▶ **STATED PROBLEM**
Your task is to extract every entry that follows word for word while excluding the pictures.

begin

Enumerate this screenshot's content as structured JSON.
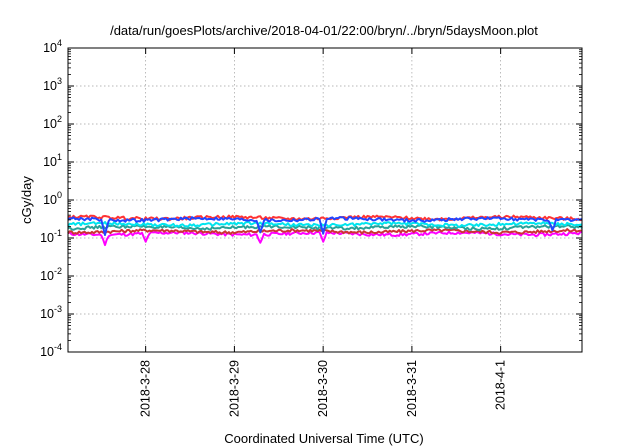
{
  "chart_data": {
    "type": "line",
    "title": "/data/run/goesPlots/archive/2018-04-01/22:00/bryn/../bryn/5daysMoon.plot",
    "xlabel": "Coordinated Universal Time (UTC)",
    "ylabel": "cGy/day",
    "y_scale": "log",
    "ylim": [
      0.0001,
      10000
    ],
    "y_ticks": [
      {
        "base": "10",
        "exp": "-4",
        "value": 0.0001
      },
      {
        "base": "10",
        "exp": "-3",
        "value": 0.001
      },
      {
        "base": "10",
        "exp": "-2",
        "value": 0.01
      },
      {
        "base": "10",
        "exp": "-1",
        "value": 0.1
      },
      {
        "base": "10",
        "exp": "0",
        "value": 1
      },
      {
        "base": "10",
        "exp": "1",
        "value": 10
      },
      {
        "base": "10",
        "exp": "2",
        "value": 100
      },
      {
        "base": "10",
        "exp": "3",
        "value": 1000
      },
      {
        "base": "10",
        "exp": "4",
        "value": 10000
      }
    ],
    "xlim": [
      "2018-03-27T03:00",
      "2018-04-01T22:00"
    ],
    "x_ticks": [
      {
        "label": "2018-3-28",
        "value": "2018-03-28T00:00"
      },
      {
        "label": "2018-3-29",
        "value": "2018-03-29T00:00"
      },
      {
        "label": "2018-3-30",
        "value": "2018-03-30T00:00"
      },
      {
        "label": "2018-3-31",
        "value": "2018-03-31T00:00"
      },
      {
        "label": "2018-4-1",
        "value": "2018-04-01T00:00"
      }
    ],
    "grid": true,
    "legend": "none",
    "series": [
      {
        "color": "#ff00ff",
        "level": 0.13,
        "x_start": "2018-03-27T03:00",
        "x_end": "2018-04-01T22:00",
        "dips": [
          {
            "x": "2018-03-27T13:00",
            "y": 0.065
          },
          {
            "x": "2018-03-28T00:00",
            "y": 0.08
          },
          {
            "x": "2018-03-29T07:00",
            "y": 0.075
          },
          {
            "x": "2018-03-30T00:00",
            "y": 0.08
          }
        ]
      },
      {
        "color": "#cc3333",
        "level": 0.15,
        "x_start": "2018-03-27T03:00",
        "x_end": "2018-04-01T22:00",
        "dips": []
      },
      {
        "color": "#2aa198",
        "level": 0.19,
        "x_start": "2018-03-27T03:00",
        "x_end": "2018-04-01T22:00",
        "dips": []
      },
      {
        "color": "#00e5ee",
        "level": 0.23,
        "x_start": "2018-03-27T03:00",
        "x_end": "2018-04-01T22:00",
        "dips": []
      },
      {
        "color": "#ff3333",
        "level": 0.34,
        "x_start": "2018-03-27T03:00",
        "x_end": "2018-04-01T22:00",
        "dips": []
      },
      {
        "color": "#2244ff",
        "level": 0.31,
        "x_start": "2018-03-27T03:00",
        "x_end": "2018-04-01T22:00",
        "dips": [
          {
            "x": "2018-03-27T13:00",
            "y": 0.12
          },
          {
            "x": "2018-03-29T07:00",
            "y": 0.14
          },
          {
            "x": "2018-03-30T00:00",
            "y": 0.13
          },
          {
            "x": "2018-04-01T14:00",
            "y": 0.16
          }
        ]
      }
    ]
  }
}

end

▶ **EXERCISE ANSWER**
Enumerate this screenshot's content as structured JSON.
{
  "chart_data": {
    "type": "line",
    "title": "/data/run/goesPlots/archive/2018-04-01/22:00/bryn/../bryn/5daysMoon.plot",
    "xlabel": "Coordinated Universal Time (UTC)",
    "ylabel": "cGy/day",
    "y_scale": "log",
    "ylim": [
      0.0001,
      10000
    ],
    "y_ticks": [
      {
        "base": "10",
        "exp": "-4",
        "value": 0.0001
      },
      {
        "base": "10",
        "exp": "-3",
        "value": 0.001
      },
      {
        "base": "10",
        "exp": "-2",
        "value": 0.01
      },
      {
        "base": "10",
        "exp": "-1",
        "value": 0.1
      },
      {
        "base": "10",
        "exp": "0",
        "value": 1
      },
      {
        "base": "10",
        "exp": "1",
        "value": 10
      },
      {
        "base": "10",
        "exp": "2",
        "value": 100
      },
      {
        "base": "10",
        "exp": "3",
        "value": 1000
      },
      {
        "base": "10",
        "exp": "4",
        "value": 10000
      }
    ],
    "xlim": [
      "2018-03-27T03:00",
      "2018-04-01T22:00"
    ],
    "x_ticks": [
      {
        "label": "2018-3-28",
        "value": "2018-03-28T00:00"
      },
      {
        "label": "2018-3-29",
        "value": "2018-03-29T00:00"
      },
      {
        "label": "2018-3-30",
        "value": "2018-03-30T00:00"
      },
      {
        "label": "2018-3-31",
        "value": "2018-03-31T00:00"
      },
      {
        "label": "2018-4-1",
        "value": "2018-04-01T00:00"
      }
    ],
    "grid": true,
    "legend": "none",
    "series": [
      {
        "color": "#ff00ff",
        "level": 0.13,
        "x_start": "2018-03-27T03:00",
        "x_end": "2018-04-01T22:00",
        "dips": [
          {
            "x": "2018-03-27T13:00",
            "y": 0.065
          },
          {
            "x": "2018-03-28T00:00",
            "y": 0.08
          },
          {
            "x": "2018-03-29T07:00",
            "y": 0.075
          },
          {
            "x": "2018-03-30T00:00",
            "y": 0.08
          }
        ]
      },
      {
        "color": "#cc3333",
        "level": 0.15,
        "x_start": "2018-03-27T03:00",
        "x_end": "2018-04-01T22:00",
        "dips": []
      },
      {
        "color": "#2aa198",
        "level": 0.19,
        "x_start": "2018-03-27T03:00",
        "x_end": "2018-04-01T22:00",
        "dips": []
      },
      {
        "color": "#00e5ee",
        "level": 0.23,
        "x_start": "2018-03-27T03:00",
        "x_end": "2018-04-01T22:00",
        "dips": []
      },
      {
        "color": "#ff3333",
        "level": 0.34,
        "x_start": "2018-03-27T03:00",
        "x_end": "2018-04-01T22:00",
        "dips": []
      },
      {
        "color": "#2244ff",
        "level": 0.31,
        "x_start": "2018-03-27T03:00",
        "x_end": "2018-04-01T22:00",
        "dips": [
          {
            "x": "2018-03-27T13:00",
            "y": 0.12
          },
          {
            "x": "2018-03-29T07:00",
            "y": 0.14
          },
          {
            "x": "2018-03-30T00:00",
            "y": 0.13
          },
          {
            "x": "2018-04-01T14:00",
            "y": 0.16
          }
        ]
      }
    ]
  }
}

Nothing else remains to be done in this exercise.